What you should do
Swap every "x-tick-label" in each listing for "x-axis-tick" and write the lines out again with nothing else altered.
## start Data excerpts
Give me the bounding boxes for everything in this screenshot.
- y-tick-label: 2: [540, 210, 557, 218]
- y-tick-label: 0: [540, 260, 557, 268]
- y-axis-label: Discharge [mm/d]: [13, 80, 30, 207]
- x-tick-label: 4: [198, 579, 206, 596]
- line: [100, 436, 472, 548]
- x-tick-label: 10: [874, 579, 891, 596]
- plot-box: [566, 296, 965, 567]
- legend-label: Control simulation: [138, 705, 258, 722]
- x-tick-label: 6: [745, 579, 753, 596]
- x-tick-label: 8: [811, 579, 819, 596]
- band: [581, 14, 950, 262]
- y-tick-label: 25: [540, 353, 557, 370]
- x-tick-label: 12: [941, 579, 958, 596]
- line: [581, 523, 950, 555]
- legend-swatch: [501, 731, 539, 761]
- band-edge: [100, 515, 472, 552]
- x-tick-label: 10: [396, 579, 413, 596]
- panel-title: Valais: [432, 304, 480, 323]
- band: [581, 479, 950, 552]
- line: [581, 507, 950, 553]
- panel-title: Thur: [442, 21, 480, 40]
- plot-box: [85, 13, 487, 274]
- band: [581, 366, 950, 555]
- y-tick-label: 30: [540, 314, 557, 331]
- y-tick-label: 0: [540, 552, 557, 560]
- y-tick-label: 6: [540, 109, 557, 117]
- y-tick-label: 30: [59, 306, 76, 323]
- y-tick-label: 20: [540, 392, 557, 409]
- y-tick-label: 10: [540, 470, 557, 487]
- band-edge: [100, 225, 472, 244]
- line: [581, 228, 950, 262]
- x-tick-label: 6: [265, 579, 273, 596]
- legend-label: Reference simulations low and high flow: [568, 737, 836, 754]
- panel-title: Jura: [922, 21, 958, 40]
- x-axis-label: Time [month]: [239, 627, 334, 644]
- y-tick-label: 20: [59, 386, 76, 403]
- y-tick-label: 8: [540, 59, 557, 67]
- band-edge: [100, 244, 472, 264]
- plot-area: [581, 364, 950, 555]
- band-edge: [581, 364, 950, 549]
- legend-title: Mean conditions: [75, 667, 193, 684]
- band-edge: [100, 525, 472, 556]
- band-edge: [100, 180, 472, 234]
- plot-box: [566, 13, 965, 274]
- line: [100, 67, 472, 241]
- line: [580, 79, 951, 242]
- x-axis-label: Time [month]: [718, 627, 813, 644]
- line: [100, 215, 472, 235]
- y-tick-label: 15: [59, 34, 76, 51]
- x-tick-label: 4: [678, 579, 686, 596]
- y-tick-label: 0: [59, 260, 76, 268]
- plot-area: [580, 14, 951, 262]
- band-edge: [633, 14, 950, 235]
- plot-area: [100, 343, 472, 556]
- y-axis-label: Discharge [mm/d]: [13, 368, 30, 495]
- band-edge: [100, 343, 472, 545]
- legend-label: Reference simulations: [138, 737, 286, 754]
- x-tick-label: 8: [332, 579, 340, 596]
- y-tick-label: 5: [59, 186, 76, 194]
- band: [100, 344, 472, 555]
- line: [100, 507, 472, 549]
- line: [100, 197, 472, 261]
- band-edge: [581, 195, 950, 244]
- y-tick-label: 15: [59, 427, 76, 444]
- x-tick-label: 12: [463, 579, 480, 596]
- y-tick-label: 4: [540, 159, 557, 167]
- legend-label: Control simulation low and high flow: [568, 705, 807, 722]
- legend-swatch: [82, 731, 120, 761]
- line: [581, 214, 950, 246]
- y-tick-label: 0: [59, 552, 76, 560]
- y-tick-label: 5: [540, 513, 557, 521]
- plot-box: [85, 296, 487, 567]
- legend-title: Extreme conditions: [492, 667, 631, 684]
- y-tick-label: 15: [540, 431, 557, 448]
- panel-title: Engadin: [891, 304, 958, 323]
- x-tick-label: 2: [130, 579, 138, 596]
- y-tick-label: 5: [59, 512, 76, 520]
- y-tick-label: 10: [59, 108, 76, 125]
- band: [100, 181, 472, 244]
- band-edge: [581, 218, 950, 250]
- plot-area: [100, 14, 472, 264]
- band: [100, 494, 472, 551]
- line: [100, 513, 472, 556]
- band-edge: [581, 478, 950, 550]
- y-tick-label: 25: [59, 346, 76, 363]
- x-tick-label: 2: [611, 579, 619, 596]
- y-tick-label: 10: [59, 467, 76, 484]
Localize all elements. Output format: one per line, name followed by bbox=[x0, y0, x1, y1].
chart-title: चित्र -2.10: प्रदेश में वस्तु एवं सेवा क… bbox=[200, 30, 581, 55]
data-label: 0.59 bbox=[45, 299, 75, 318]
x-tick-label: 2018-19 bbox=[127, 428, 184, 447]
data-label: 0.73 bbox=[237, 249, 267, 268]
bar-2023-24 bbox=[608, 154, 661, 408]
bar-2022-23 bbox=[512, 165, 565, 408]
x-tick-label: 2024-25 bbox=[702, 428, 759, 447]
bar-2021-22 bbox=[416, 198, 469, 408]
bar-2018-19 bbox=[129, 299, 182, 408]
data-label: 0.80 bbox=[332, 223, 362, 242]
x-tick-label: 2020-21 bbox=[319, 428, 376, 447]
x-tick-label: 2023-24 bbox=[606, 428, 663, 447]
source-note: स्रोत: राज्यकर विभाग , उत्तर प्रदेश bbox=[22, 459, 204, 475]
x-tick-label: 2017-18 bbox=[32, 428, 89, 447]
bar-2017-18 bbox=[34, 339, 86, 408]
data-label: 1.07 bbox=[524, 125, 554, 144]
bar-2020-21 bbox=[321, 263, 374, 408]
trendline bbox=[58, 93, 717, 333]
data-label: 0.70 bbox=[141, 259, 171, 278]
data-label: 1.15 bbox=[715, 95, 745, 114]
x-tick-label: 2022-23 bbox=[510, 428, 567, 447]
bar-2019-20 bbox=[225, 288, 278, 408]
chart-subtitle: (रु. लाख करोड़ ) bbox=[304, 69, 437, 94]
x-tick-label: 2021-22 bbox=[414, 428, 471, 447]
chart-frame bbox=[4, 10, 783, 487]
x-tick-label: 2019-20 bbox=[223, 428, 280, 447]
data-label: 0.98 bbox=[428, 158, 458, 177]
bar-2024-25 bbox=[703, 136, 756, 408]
## end Data excerpts
Solution
Give me the bounding boxes for everything in this screenshot.
- y-tick-label: 2: [540, 210, 557, 218]
- y-tick-label: 0: [540, 260, 557, 268]
- y-axis-label: Discharge [mm/d]: [13, 80, 30, 207]
- x-axis-tick: 4: [198, 579, 206, 596]
- line: [100, 436, 472, 548]
- x-axis-tick: 10: [874, 579, 891, 596]
- plot-box: [566, 296, 965, 567]
- legend-label: Control simulation: [138, 705, 258, 722]
- x-axis-tick: 6: [745, 579, 753, 596]
- x-axis-tick: 8: [811, 579, 819, 596]
- band: [581, 14, 950, 262]
- y-tick-label: 25: [540, 353, 557, 370]
- x-axis-tick: 12: [941, 579, 958, 596]
- line: [581, 523, 950, 555]
- legend-swatch: [501, 731, 539, 761]
- band-edge: [100, 515, 472, 552]
- x-axis-tick: 10: [396, 579, 413, 596]
- panel-title: Valais: [432, 304, 480, 323]
- band: [581, 479, 950, 552]
- line: [581, 507, 950, 553]
- panel-title: Thur: [442, 21, 480, 40]
- plot-box: [85, 13, 487, 274]
- band: [581, 366, 950, 555]
- y-tick-label: 30: [540, 314, 557, 331]
- y-tick-label: 0: [540, 552, 557, 560]
- y-tick-label: 6: [540, 109, 557, 117]
- y-tick-label: 30: [59, 306, 76, 323]
- y-tick-label: 20: [540, 392, 557, 409]
- y-tick-label: 10: [540, 470, 557, 487]
- band-edge: [100, 225, 472, 244]
- line: [581, 228, 950, 262]
- x-axis-tick: 6: [265, 579, 273, 596]
- legend-label: Reference simulations low and high flow: [568, 737, 836, 754]
- panel-title: Jura: [922, 21, 958, 40]
- x-axis-label: Time [month]: [239, 627, 334, 644]
- y-tick-label: 20: [59, 386, 76, 403]
- y-tick-label: 8: [540, 59, 557, 67]
- band-edge: [100, 244, 472, 264]
- plot-area: [581, 364, 950, 555]
- band-edge: [581, 364, 950, 549]
- legend-title: Mean conditions: [75, 667, 193, 684]
- band-edge: [100, 525, 472, 556]
- band-edge: [100, 180, 472, 234]
- plot-box: [566, 13, 965, 274]
- line: [100, 67, 472, 241]
- line: [580, 79, 951, 242]
- x-axis-label: Time [month]: [718, 627, 813, 644]
- line: [100, 215, 472, 235]
- y-tick-label: 15: [59, 34, 76, 51]
- x-axis-tick: 4: [678, 579, 686, 596]
- y-tick-label: 0: [59, 260, 76, 268]
- plot-area: [580, 14, 951, 262]
- band-edge: [633, 14, 950, 235]
- plot-area: [100, 343, 472, 556]
- y-axis-label: Discharge [mm/d]: [13, 368, 30, 495]
- band-edge: [100, 343, 472, 545]
- legend-label: Reference simulations: [138, 737, 286, 754]
- x-axis-tick: 8: [332, 579, 340, 596]
- y-tick-label: 5: [59, 186, 76, 194]
- band: [100, 344, 472, 555]
- line: [100, 507, 472, 549]
- line: [100, 197, 472, 261]
- band-edge: [581, 195, 950, 244]
- y-tick-label: 15: [59, 427, 76, 444]
- x-axis-tick: 12: [463, 579, 480, 596]
- y-tick-label: 4: [540, 159, 557, 167]
- legend-label: Control simulation low and high flow: [568, 705, 807, 722]
- legend-swatch: [82, 731, 120, 761]
- line: [581, 214, 950, 246]
- y-tick-label: 0: [59, 552, 76, 560]
- y-tick-label: 5: [540, 513, 557, 521]
- plot-box: [85, 296, 487, 567]
- legend-title: Extreme conditions: [492, 667, 631, 684]
- y-tick-label: 15: [540, 431, 557, 448]
- panel-title: Engadin: [891, 304, 958, 323]
- x-axis-tick: 2: [130, 579, 138, 596]
- y-tick-label: 5: [59, 512, 76, 520]
- y-tick-label: 10: [59, 108, 76, 125]
- band: [100, 181, 472, 244]
- band-edge: [581, 218, 950, 250]
- plot-area: [100, 14, 472, 264]
- band: [100, 494, 472, 551]
- line: [100, 513, 472, 556]
- band-edge: [581, 478, 950, 550]
- y-tick-label: 25: [59, 346, 76, 363]
- x-axis-tick: 2: [611, 579, 619, 596]
- y-tick-label: 10: [59, 467, 76, 484]
Localize all elements. Output format: one per line, name followed by bbox=[x0, y0, x1, y1].
chart-title: चित्र -2.10: प्रदेश में वस्तु एवं सेवा क… bbox=[200, 30, 581, 55]
data-label: 0.59 bbox=[45, 299, 75, 318]
x-axis-tick: 2018-19 bbox=[127, 428, 184, 447]
data-label: 0.73 bbox=[237, 249, 267, 268]
bar-2023-24 bbox=[608, 154, 661, 408]
bar-2022-23 bbox=[512, 165, 565, 408]
x-axis-tick: 2024-25 bbox=[702, 428, 759, 447]
bar-2021-22 bbox=[416, 198, 469, 408]
bar-2018-19 bbox=[129, 299, 182, 408]
data-label: 0.80 bbox=[332, 223, 362, 242]
x-axis-tick: 2020-21 bbox=[319, 428, 376, 447]
x-axis-tick: 2023-24 bbox=[606, 428, 663, 447]
source-note: स्रोत: राज्यकर विभाग , उत्तर प्रदेश bbox=[22, 459, 204, 475]
x-axis-tick: 2017-18 bbox=[32, 428, 89, 447]
bar-2017-18 bbox=[34, 339, 86, 408]
data-label: 1.07 bbox=[524, 125, 554, 144]
bar-2020-21 bbox=[321, 263, 374, 408]
trendline bbox=[58, 93, 717, 333]
data-label: 0.70 bbox=[141, 259, 171, 278]
data-label: 1.15 bbox=[715, 95, 745, 114]
x-axis-tick: 2022-23 bbox=[510, 428, 567, 447]
bar-2019-20 bbox=[225, 288, 278, 408]
chart-subtitle: (रु. लाख करोड़ ) bbox=[304, 69, 437, 94]
x-axis-tick: 2021-22 bbox=[414, 428, 471, 447]
chart-frame bbox=[4, 10, 783, 487]
x-axis-tick: 2019-20 bbox=[223, 428, 280, 447]
data-label: 0.98 bbox=[428, 158, 458, 177]
bar-2024-25 bbox=[703, 136, 756, 408]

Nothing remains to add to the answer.